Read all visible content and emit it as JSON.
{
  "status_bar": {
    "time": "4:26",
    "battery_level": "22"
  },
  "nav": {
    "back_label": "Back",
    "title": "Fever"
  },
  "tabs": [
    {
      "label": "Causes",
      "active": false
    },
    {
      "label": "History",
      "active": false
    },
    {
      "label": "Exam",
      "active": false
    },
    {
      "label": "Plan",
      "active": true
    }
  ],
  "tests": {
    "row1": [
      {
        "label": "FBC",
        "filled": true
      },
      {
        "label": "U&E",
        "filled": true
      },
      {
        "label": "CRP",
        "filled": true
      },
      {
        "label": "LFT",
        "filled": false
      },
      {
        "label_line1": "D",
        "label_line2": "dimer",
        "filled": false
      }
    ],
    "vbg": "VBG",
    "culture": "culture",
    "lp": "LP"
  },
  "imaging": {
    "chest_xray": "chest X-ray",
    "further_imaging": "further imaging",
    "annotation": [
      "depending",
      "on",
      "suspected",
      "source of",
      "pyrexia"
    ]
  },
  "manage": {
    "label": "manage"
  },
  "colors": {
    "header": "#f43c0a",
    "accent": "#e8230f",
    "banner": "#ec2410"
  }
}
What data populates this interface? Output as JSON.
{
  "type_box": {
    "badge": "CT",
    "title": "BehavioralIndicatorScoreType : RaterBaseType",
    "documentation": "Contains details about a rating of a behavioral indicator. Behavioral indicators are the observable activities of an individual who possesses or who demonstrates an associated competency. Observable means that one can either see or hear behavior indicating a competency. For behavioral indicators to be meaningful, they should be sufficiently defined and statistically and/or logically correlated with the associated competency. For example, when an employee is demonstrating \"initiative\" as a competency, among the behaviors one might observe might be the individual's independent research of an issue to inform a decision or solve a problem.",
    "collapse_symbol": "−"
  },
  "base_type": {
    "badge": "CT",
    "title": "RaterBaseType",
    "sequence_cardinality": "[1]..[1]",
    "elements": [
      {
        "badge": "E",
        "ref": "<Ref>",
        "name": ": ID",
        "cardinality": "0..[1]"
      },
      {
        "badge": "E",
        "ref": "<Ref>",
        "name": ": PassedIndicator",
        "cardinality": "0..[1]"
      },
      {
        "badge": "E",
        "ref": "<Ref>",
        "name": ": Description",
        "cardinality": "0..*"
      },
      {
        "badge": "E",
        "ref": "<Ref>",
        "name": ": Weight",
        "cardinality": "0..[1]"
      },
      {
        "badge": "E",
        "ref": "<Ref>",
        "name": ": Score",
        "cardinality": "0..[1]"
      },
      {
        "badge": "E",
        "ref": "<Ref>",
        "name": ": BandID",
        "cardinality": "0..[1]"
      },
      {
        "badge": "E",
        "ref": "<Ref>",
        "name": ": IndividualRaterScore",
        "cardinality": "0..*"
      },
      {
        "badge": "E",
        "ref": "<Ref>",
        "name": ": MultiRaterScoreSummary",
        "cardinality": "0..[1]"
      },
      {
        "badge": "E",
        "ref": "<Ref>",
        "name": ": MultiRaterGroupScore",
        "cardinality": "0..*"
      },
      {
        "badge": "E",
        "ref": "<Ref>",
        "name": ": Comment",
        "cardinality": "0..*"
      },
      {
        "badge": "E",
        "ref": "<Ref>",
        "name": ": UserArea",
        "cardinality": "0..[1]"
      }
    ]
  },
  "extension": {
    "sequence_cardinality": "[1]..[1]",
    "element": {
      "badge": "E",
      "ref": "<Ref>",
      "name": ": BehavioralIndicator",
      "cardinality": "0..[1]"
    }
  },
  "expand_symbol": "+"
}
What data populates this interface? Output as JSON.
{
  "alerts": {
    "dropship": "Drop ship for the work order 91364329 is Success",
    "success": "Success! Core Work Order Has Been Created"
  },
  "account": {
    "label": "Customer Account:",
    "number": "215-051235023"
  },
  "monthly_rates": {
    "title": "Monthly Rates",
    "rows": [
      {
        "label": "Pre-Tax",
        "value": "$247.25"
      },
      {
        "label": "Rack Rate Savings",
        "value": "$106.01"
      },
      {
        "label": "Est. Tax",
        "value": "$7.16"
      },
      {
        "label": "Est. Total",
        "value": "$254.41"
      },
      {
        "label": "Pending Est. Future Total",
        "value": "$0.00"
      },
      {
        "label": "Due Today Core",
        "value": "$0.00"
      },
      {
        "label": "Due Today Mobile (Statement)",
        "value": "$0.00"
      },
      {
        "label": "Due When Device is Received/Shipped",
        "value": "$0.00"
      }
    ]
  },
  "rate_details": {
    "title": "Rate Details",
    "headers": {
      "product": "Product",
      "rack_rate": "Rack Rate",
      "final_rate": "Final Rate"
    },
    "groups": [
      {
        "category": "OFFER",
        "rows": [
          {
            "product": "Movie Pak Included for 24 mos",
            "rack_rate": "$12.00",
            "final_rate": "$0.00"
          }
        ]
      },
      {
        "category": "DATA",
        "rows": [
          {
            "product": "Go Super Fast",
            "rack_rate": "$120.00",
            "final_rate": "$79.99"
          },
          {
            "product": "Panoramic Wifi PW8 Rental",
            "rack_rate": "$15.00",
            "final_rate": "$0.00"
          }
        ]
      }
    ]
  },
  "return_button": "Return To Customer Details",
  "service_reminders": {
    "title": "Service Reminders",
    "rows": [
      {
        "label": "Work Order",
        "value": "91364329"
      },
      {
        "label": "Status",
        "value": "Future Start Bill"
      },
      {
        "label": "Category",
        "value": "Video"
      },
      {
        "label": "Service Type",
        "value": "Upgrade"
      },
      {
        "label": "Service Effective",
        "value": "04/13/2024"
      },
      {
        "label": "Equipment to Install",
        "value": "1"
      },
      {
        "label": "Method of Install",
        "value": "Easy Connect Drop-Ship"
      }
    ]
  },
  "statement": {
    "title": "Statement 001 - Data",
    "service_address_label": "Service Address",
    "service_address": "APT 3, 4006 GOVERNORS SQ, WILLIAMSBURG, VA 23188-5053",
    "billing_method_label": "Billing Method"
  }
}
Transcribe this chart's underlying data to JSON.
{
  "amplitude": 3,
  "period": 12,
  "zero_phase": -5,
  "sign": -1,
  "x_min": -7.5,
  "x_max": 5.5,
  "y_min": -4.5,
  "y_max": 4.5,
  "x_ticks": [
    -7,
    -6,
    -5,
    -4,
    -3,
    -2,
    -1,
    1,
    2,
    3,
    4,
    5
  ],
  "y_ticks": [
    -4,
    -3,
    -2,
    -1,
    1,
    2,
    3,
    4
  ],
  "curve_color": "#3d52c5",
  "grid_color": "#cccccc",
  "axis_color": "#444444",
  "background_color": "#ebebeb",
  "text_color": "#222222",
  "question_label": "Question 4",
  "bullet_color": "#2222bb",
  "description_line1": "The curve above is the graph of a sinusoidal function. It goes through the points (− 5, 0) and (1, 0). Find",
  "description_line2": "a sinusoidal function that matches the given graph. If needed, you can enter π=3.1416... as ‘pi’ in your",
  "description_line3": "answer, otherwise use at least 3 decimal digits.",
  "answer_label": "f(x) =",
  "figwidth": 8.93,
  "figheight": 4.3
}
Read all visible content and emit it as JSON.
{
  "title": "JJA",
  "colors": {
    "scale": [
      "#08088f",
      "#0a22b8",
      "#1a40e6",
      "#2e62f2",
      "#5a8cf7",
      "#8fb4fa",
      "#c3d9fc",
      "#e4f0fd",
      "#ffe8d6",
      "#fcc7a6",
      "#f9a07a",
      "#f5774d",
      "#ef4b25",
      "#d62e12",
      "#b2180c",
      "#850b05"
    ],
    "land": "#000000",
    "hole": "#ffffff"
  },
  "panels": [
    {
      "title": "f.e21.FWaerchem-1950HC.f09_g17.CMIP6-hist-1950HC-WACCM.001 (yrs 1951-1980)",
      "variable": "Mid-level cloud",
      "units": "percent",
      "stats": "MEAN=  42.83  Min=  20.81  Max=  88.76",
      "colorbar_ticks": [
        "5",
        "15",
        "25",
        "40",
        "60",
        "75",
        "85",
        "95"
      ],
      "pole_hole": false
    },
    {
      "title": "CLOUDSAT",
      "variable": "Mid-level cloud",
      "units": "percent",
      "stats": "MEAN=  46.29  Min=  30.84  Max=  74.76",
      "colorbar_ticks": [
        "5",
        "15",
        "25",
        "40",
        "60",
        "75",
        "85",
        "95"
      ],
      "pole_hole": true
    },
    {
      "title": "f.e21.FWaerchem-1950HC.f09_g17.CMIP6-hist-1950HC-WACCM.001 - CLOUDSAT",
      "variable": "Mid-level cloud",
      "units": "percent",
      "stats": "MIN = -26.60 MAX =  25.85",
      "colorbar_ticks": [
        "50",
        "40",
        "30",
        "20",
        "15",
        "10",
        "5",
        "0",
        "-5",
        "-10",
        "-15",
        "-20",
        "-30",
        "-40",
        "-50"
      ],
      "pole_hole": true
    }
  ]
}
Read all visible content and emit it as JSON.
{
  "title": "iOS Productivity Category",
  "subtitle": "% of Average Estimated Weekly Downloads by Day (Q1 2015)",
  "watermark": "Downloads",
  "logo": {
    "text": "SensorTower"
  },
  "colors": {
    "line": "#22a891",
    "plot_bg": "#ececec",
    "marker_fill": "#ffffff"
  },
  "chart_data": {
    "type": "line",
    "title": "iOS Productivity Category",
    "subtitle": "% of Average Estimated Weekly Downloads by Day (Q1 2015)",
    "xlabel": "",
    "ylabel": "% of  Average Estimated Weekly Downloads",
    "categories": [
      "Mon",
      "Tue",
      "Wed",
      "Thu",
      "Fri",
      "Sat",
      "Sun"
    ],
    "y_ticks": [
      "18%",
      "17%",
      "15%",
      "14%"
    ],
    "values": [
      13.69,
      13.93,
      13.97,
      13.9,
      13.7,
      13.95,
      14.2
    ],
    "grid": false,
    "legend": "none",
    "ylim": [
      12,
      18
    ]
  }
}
+++
(TASK DETAILS): In the material above, show every line where the word "RaterBaseType" turns up.

(WRITTEN ANSWER):
    "title": "BehavioralIndicatorScoreType : RaterBaseType",
    "title": "RaterBaseType",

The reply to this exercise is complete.